Description of the task
List each line holding the string "гнездования".
===== Records to use =====
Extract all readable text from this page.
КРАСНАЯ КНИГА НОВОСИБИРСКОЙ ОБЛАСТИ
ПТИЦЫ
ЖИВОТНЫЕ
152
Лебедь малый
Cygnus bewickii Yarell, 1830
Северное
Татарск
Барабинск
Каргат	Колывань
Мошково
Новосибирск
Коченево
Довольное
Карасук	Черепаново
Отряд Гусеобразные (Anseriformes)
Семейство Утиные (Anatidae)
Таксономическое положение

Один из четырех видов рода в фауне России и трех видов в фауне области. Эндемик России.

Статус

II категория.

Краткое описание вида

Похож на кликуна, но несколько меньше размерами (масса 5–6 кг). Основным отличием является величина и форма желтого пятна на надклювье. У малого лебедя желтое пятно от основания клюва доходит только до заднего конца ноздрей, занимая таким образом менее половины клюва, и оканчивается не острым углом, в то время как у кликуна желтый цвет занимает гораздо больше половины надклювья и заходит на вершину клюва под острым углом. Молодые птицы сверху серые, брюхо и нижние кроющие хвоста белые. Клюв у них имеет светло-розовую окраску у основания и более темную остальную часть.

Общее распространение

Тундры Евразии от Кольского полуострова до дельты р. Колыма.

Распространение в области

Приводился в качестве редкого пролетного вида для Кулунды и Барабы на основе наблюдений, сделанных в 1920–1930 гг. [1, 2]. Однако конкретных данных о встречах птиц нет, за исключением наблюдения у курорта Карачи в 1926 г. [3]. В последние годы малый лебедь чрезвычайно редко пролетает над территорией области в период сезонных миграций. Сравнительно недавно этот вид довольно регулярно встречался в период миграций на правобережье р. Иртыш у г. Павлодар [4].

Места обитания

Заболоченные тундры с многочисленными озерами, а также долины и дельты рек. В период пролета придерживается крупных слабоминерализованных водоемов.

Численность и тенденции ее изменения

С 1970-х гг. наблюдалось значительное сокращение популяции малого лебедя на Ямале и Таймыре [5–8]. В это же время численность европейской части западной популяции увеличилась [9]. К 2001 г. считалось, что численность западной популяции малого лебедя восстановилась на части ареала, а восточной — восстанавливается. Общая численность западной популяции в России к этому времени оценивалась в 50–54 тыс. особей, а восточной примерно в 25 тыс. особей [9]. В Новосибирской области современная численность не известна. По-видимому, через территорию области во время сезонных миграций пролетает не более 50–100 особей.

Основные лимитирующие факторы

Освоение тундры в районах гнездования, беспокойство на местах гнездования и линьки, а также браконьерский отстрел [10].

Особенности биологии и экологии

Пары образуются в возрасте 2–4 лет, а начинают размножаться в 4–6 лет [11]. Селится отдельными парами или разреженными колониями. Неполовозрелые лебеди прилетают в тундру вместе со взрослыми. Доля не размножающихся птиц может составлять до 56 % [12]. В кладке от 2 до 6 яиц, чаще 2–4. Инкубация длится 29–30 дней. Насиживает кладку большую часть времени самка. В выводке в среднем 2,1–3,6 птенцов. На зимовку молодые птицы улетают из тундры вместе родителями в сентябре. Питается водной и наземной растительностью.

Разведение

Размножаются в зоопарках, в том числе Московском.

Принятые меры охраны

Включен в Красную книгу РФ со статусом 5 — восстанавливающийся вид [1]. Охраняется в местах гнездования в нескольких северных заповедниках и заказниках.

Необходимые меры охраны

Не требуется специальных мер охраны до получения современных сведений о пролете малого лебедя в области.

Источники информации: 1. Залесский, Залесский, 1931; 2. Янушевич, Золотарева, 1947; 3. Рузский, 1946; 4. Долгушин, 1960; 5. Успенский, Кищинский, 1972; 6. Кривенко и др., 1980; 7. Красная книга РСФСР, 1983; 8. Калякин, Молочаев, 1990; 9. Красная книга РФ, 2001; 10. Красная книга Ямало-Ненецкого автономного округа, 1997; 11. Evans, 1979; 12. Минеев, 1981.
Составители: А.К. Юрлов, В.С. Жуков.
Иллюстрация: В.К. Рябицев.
=====
Answer in full
Освоение тундры в районах гнездования, беспокойство на местах гнездования и линьки, а также браконьерский отстрел [10].
Включен в Красную книгу РФ со статусом 5 — восстанавливающийся вид [1]. Охраняется в местах гнездования в нескольких северных заповедниках и заказниках.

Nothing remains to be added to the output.